EXERCISE DIRECTIONS »
From the listing, collect all lines containing the word "évaluation".
►
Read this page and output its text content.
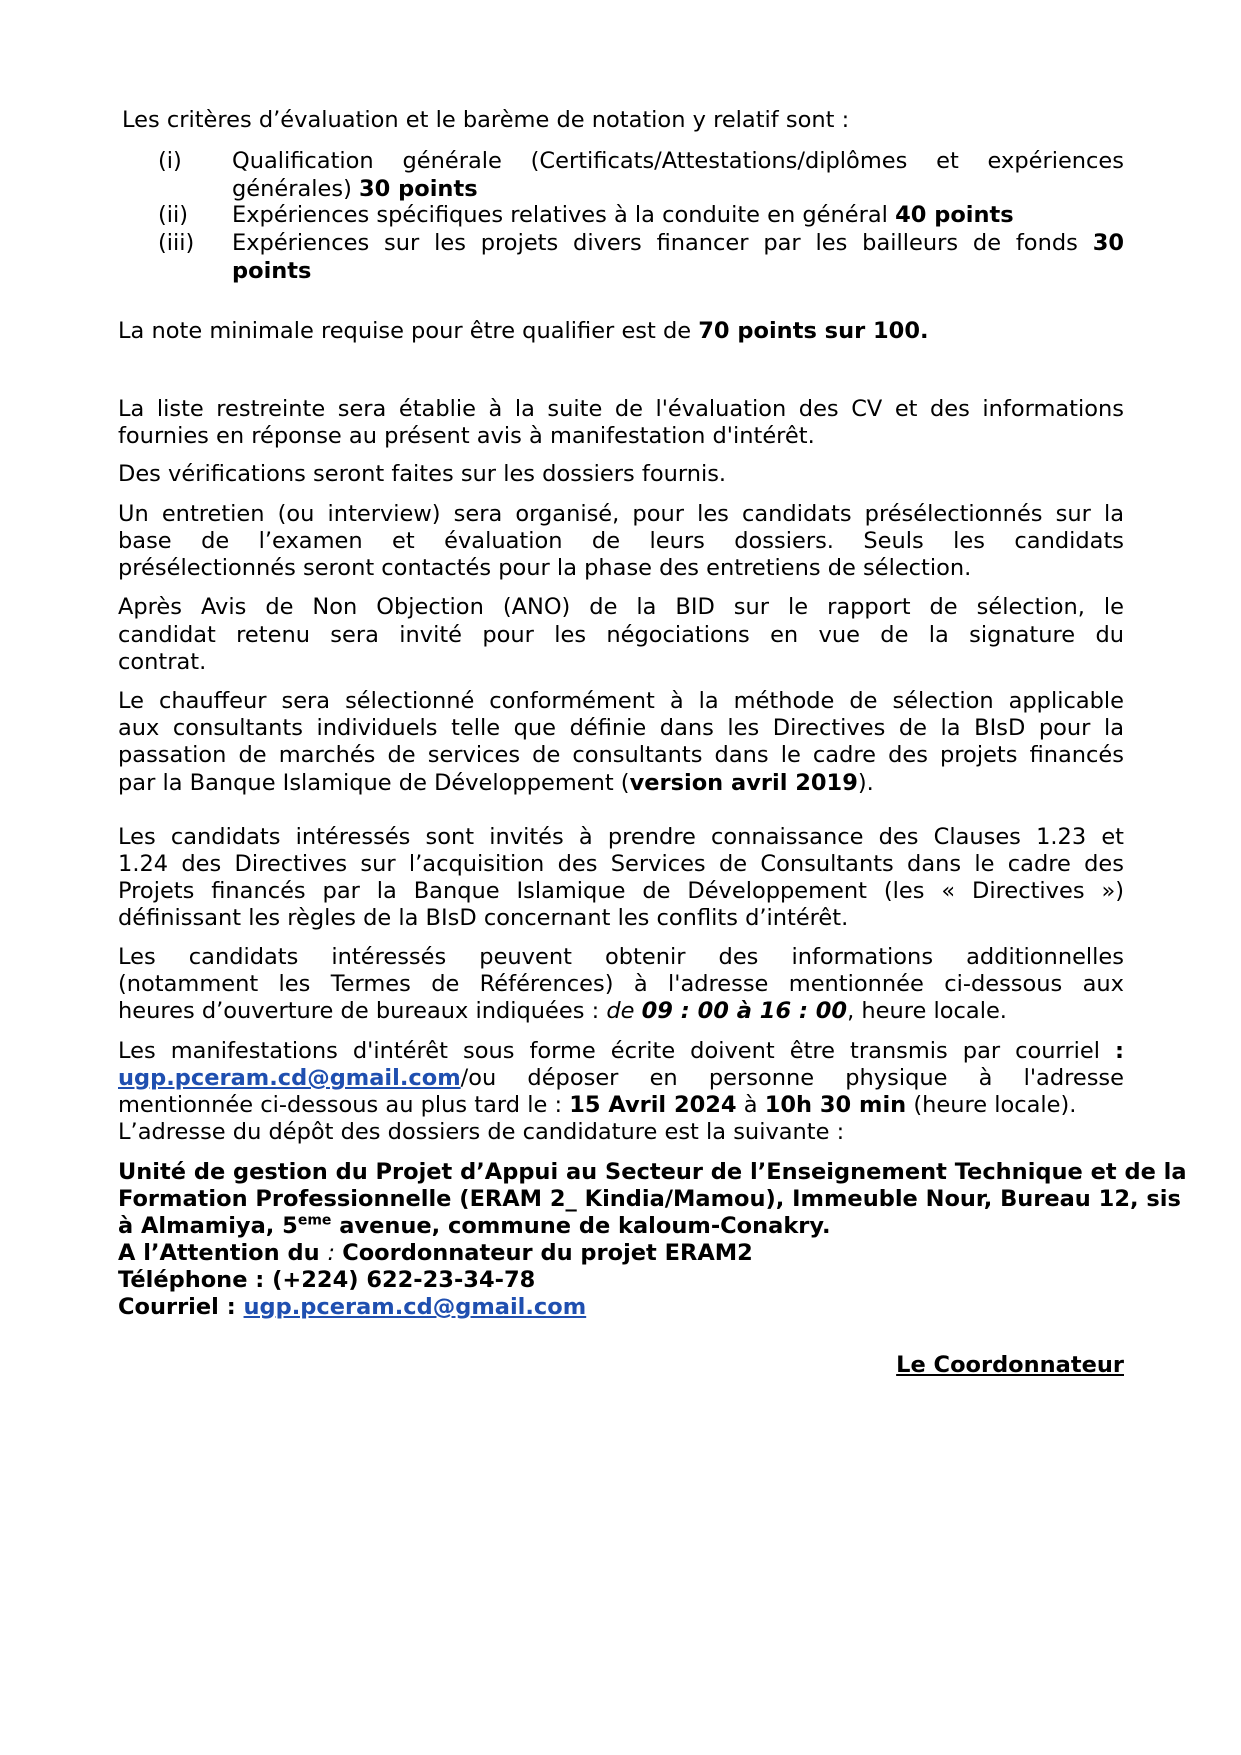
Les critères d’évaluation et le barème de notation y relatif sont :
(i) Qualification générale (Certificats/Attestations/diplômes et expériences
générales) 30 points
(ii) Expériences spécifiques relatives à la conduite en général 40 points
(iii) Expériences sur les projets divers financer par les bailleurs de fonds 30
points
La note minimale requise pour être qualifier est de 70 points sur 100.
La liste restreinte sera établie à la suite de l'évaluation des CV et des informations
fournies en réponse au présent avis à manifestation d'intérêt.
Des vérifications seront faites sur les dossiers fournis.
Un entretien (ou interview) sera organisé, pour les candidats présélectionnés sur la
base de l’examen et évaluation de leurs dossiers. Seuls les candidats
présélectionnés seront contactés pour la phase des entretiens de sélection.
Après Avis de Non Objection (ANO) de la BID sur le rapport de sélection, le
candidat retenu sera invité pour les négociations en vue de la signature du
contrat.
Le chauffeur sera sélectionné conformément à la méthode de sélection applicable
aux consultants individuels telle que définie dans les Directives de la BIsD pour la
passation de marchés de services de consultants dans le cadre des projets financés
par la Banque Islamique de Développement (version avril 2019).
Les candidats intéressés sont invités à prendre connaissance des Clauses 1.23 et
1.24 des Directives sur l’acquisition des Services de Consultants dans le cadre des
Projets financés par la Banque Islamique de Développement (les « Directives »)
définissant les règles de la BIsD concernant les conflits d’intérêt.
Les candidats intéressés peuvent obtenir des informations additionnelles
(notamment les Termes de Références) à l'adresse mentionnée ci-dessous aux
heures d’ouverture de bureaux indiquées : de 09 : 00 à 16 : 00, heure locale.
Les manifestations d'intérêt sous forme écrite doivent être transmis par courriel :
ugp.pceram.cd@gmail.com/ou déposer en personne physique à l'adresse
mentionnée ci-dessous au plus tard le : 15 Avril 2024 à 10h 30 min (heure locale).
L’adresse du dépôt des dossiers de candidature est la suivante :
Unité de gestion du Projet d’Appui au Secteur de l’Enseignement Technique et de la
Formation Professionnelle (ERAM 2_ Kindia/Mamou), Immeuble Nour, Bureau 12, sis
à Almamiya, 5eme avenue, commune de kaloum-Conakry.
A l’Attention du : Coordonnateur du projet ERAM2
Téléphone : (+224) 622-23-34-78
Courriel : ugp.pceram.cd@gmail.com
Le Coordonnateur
◄
►
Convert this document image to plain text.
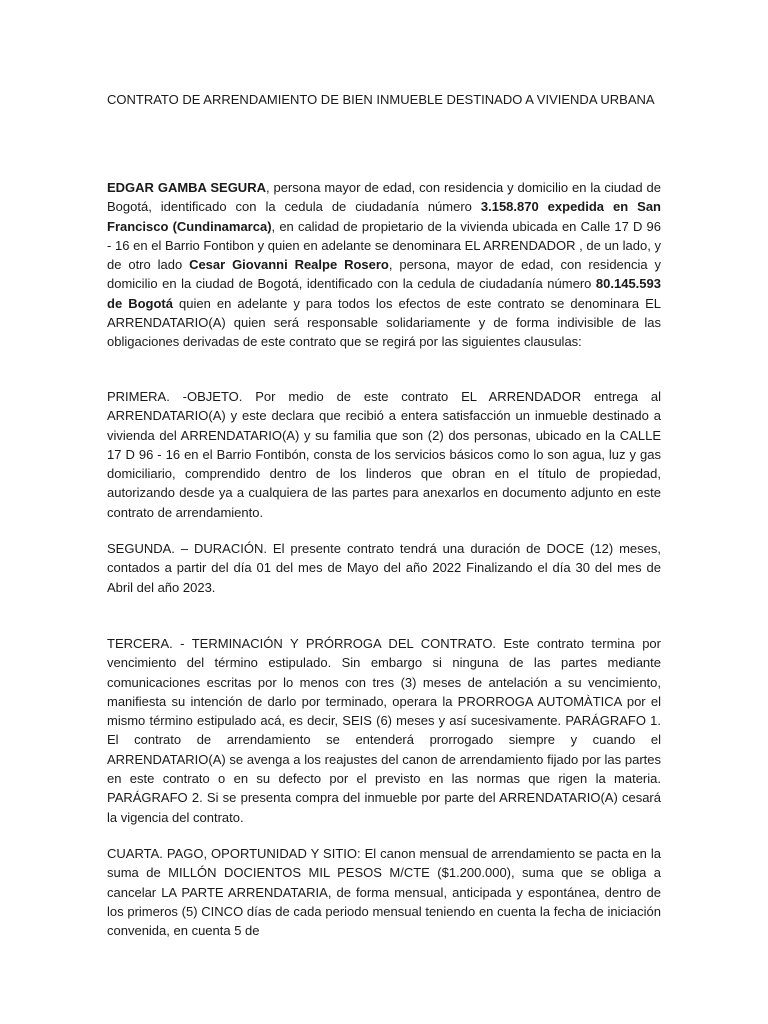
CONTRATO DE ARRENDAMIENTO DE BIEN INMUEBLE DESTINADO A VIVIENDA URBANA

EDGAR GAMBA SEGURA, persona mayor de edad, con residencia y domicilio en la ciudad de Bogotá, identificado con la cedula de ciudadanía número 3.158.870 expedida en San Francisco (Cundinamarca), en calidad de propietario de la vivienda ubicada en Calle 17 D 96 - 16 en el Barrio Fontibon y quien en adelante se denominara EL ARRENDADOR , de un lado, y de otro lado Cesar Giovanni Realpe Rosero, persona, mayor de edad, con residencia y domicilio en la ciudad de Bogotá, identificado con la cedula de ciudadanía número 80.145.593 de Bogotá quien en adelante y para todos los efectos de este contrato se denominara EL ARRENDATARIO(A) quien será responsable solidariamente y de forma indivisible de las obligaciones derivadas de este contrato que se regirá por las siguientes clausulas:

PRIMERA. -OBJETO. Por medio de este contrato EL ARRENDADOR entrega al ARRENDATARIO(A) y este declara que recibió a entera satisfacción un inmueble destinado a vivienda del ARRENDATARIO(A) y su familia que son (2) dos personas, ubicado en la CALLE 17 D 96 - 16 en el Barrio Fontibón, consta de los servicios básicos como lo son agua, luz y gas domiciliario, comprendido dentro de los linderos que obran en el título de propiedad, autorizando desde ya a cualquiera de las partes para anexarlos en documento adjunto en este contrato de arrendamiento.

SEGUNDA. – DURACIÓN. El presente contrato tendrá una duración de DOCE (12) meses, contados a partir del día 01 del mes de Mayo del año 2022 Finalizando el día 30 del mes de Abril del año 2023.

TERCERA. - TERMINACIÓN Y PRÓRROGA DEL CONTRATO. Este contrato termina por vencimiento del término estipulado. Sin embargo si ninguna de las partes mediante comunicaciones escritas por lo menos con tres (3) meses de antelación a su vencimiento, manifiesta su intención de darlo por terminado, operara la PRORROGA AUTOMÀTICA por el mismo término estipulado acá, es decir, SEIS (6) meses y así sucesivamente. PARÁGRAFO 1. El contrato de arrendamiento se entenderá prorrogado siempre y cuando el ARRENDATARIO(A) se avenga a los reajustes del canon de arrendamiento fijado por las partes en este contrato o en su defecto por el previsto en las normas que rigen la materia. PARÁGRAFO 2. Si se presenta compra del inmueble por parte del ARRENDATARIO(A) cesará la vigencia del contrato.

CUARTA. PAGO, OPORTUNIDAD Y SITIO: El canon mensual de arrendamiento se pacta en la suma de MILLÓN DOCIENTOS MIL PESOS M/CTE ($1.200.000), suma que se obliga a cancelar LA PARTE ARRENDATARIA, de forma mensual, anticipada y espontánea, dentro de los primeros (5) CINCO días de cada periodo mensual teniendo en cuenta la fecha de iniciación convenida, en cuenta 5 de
◄
TASK RESULT »
Les critères d’évaluation et le barème de notation y relatif sont :
La liste restreinte sera établie à la suite de l'évaluation des CV et des informations
base de l’examen et évaluation de leurs dossiers. Seuls les candidats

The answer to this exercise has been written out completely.